• WHAT IS BEING ASKED: Copy out each line that mentions the word "Mise".

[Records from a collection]
##########

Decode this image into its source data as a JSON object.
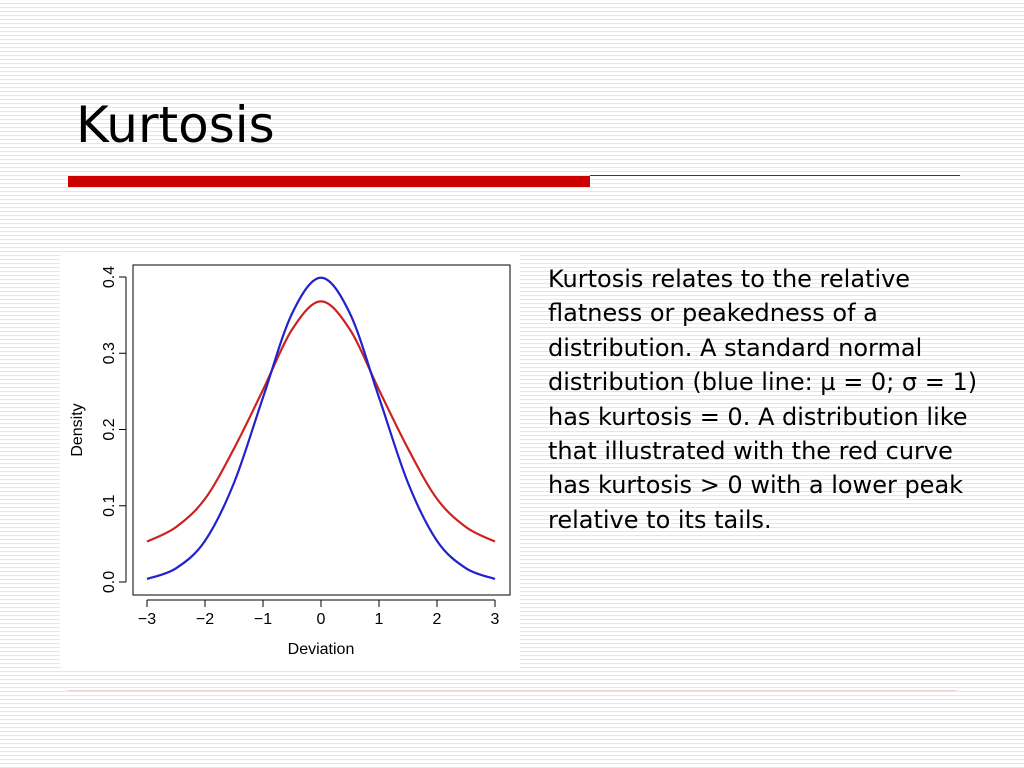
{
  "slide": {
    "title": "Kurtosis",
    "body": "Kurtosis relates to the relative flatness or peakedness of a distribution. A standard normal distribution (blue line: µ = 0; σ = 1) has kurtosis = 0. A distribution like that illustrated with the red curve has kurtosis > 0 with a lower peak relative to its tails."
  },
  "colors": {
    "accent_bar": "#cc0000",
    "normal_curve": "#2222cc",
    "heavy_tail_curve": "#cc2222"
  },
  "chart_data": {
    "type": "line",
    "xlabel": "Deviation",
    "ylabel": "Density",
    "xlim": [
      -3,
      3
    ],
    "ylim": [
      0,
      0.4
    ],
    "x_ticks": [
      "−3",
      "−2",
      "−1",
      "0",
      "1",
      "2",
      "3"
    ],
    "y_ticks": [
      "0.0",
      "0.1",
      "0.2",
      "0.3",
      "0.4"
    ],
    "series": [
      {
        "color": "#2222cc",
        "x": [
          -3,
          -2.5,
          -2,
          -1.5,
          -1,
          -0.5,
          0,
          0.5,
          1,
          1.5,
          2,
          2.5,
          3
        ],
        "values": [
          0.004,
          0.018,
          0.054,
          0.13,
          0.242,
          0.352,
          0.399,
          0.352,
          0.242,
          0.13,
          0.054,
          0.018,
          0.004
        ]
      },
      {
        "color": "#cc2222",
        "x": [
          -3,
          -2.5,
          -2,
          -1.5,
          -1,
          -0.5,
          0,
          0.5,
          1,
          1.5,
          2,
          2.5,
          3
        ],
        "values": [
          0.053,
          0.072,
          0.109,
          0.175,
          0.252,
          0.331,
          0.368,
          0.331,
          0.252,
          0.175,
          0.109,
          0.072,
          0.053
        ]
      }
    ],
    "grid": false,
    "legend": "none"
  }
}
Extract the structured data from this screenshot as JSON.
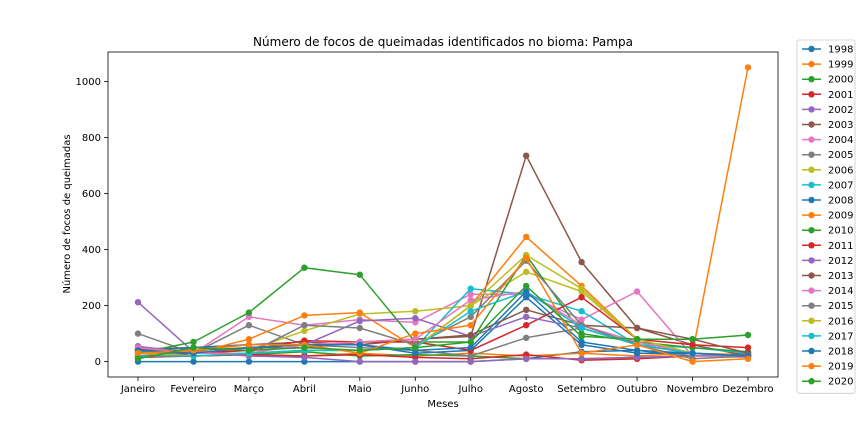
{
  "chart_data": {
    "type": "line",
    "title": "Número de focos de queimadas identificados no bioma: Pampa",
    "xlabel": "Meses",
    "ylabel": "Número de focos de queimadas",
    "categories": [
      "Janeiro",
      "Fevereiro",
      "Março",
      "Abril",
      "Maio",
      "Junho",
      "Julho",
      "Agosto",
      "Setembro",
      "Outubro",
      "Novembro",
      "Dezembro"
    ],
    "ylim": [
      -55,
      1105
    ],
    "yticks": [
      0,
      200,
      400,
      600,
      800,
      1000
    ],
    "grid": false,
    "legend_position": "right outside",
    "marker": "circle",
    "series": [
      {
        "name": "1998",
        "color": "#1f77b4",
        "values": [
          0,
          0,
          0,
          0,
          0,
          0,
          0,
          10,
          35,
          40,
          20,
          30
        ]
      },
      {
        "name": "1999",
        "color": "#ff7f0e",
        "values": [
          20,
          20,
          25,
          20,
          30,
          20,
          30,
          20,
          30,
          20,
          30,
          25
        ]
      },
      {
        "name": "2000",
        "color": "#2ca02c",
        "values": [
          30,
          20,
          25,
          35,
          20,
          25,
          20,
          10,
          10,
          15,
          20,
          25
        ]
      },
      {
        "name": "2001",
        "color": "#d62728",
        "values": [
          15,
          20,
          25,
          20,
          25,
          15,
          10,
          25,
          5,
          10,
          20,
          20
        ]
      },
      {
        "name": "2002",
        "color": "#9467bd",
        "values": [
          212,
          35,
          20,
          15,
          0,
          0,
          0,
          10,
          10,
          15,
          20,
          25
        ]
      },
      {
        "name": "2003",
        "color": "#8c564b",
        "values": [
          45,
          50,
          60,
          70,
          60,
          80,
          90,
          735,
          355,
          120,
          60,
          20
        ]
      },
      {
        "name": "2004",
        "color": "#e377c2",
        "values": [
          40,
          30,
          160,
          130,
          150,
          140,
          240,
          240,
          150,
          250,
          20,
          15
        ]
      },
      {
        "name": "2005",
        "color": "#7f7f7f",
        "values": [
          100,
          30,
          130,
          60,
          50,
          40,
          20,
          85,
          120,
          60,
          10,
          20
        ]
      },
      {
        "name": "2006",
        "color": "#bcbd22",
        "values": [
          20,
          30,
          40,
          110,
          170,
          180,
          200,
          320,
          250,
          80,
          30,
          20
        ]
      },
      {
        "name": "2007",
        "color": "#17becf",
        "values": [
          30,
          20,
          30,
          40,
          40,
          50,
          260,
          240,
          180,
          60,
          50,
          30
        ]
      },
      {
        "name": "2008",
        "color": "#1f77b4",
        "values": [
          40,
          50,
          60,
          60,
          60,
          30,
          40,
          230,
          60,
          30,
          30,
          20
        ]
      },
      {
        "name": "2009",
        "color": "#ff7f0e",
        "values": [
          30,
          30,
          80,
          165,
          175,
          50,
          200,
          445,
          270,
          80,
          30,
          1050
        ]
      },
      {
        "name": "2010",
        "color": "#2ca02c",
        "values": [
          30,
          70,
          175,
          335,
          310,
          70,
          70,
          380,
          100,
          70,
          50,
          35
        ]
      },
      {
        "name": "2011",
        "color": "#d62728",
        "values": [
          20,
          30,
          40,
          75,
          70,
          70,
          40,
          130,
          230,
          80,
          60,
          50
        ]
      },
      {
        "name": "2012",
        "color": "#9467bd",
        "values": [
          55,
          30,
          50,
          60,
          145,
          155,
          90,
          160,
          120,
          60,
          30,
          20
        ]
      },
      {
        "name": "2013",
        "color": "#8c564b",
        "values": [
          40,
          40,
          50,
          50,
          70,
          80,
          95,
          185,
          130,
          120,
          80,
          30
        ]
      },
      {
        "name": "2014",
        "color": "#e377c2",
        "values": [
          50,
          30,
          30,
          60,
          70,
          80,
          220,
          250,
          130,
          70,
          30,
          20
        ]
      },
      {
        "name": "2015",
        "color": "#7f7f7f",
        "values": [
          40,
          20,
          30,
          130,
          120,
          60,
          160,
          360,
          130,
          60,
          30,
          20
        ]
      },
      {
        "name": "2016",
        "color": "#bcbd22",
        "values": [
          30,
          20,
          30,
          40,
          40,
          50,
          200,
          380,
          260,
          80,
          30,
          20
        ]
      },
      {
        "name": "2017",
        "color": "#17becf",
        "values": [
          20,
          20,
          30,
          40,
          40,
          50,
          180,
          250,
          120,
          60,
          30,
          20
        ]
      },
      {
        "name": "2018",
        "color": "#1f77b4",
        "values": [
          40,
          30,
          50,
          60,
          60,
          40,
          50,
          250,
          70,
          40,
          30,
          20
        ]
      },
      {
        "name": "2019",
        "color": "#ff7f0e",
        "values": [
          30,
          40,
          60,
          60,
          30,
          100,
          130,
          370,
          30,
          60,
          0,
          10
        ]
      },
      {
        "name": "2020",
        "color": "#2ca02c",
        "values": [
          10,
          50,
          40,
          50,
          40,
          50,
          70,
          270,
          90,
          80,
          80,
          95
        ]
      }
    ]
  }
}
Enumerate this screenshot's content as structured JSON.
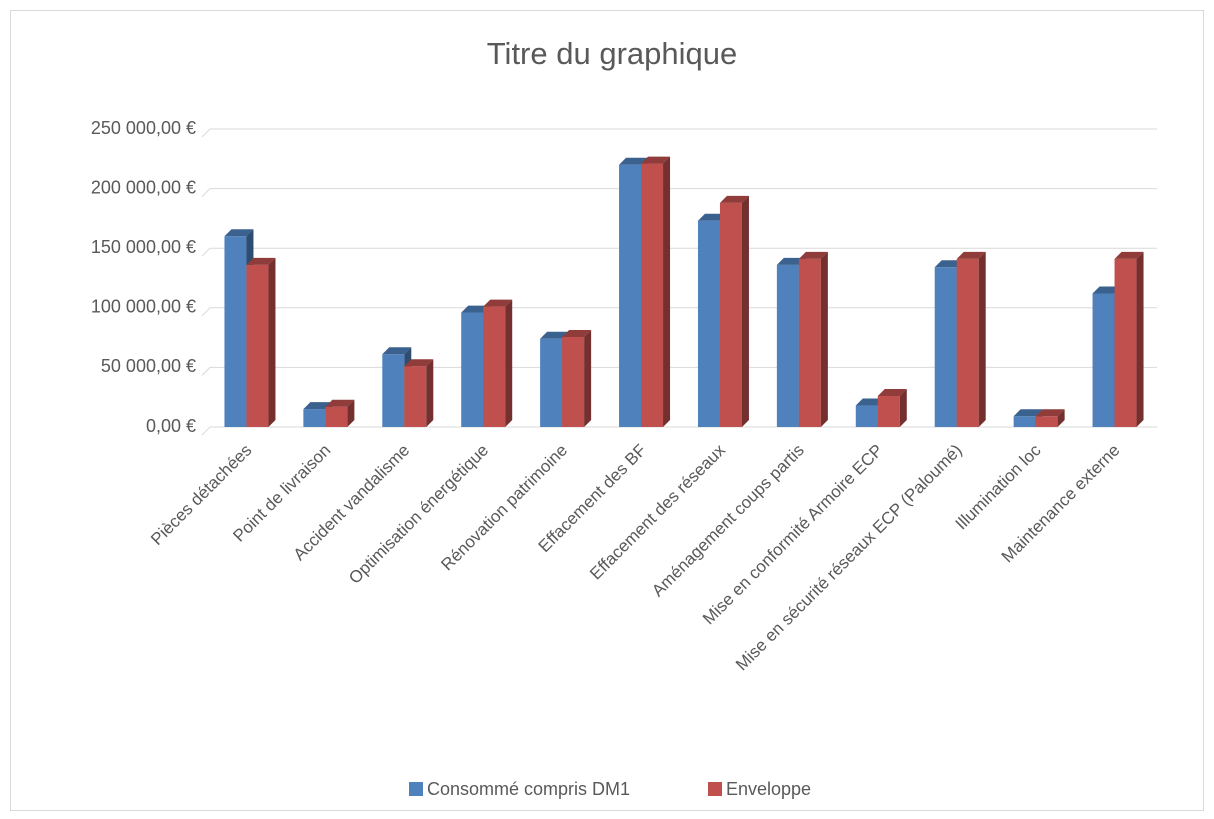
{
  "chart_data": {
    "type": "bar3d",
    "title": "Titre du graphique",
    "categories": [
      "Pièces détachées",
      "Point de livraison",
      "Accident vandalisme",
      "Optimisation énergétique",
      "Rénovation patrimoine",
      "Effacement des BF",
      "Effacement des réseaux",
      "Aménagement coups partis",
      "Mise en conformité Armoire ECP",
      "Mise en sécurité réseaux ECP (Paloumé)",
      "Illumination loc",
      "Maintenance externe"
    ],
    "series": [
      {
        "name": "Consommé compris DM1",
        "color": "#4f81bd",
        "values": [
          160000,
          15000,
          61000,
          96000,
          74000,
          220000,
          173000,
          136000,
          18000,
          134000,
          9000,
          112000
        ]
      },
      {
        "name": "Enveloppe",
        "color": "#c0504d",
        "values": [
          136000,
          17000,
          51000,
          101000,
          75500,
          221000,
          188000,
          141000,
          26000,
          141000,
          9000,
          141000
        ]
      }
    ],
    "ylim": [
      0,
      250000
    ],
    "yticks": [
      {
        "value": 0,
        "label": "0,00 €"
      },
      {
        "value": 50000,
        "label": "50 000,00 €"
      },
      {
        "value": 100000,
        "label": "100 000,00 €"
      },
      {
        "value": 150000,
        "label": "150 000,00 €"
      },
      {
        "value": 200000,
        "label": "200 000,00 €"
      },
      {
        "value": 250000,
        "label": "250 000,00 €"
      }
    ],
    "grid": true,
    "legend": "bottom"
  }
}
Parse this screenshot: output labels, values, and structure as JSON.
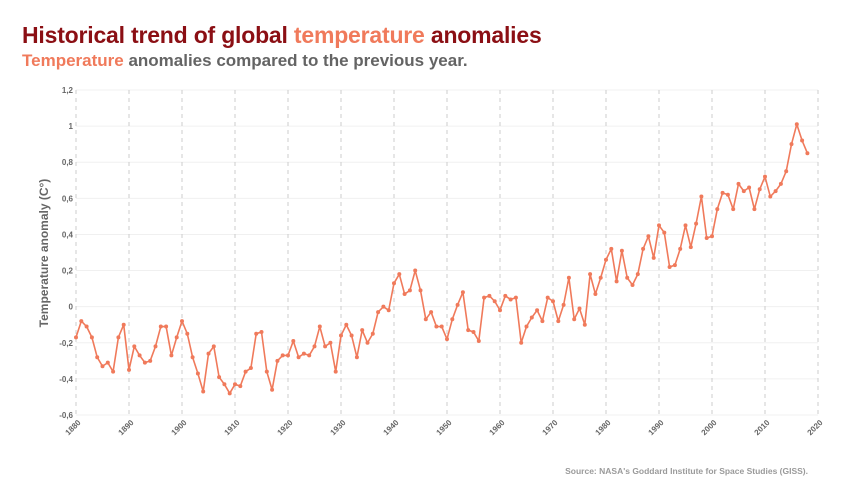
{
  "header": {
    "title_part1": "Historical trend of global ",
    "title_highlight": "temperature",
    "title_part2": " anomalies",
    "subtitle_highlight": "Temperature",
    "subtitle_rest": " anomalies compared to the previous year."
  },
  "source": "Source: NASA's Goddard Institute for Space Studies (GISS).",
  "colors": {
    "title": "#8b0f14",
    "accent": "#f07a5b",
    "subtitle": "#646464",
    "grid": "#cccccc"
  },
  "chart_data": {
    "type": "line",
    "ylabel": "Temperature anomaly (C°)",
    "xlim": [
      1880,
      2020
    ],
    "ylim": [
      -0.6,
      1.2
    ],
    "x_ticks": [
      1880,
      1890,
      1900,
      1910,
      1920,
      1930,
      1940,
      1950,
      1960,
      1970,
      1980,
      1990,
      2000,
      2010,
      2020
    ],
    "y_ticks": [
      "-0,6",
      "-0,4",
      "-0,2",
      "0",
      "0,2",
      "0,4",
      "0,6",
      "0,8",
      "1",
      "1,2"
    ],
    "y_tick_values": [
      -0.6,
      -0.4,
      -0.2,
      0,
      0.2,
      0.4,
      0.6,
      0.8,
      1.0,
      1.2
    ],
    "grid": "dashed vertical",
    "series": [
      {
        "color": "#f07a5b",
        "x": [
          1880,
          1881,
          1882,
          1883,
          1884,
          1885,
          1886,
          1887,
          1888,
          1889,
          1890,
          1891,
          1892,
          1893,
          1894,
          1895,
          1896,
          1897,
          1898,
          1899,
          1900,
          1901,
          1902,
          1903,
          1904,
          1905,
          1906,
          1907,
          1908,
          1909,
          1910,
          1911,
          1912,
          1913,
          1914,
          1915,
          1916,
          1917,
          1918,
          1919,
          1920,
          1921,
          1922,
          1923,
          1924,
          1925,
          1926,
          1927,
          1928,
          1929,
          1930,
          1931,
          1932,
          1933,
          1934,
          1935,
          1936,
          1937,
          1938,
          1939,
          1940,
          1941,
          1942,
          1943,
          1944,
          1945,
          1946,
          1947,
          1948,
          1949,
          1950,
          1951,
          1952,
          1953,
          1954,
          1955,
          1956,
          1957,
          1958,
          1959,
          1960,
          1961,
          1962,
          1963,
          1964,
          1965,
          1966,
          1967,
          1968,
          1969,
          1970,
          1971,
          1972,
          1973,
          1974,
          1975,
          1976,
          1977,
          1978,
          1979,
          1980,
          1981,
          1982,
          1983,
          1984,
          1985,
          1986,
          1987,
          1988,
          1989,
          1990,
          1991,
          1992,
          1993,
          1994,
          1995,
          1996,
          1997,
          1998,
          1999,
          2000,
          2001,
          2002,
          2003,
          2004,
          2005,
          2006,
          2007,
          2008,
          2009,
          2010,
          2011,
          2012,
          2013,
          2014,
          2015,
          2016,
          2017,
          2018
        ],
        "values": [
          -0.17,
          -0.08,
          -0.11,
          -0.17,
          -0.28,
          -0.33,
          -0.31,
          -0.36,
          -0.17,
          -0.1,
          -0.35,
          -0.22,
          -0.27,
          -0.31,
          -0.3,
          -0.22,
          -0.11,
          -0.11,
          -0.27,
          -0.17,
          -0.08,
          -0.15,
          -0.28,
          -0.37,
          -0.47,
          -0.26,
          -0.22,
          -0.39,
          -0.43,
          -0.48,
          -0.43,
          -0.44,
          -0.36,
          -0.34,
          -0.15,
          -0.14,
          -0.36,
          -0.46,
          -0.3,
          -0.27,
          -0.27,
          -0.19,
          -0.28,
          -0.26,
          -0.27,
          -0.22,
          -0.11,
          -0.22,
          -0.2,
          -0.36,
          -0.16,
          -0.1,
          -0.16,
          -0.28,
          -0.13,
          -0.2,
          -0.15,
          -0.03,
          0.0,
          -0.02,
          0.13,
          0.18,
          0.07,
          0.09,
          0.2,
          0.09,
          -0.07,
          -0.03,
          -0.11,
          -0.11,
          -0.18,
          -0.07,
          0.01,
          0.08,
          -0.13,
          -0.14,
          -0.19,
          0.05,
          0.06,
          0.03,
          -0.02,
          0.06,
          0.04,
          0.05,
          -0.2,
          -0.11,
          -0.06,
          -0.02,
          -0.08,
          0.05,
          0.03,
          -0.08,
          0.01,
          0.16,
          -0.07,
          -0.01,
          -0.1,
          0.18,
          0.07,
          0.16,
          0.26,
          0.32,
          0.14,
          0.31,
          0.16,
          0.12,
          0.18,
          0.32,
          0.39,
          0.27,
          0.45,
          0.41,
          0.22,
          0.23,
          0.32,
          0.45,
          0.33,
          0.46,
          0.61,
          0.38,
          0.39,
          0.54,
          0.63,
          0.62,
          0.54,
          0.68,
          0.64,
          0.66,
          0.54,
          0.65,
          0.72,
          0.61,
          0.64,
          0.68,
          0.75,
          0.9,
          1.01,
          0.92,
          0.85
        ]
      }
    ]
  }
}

##########

• ANSWER TO THE TASK:
      "Mise en conformité Armoire ECP",
      "Mise en sécurité réseaux ECP (Paloumé)",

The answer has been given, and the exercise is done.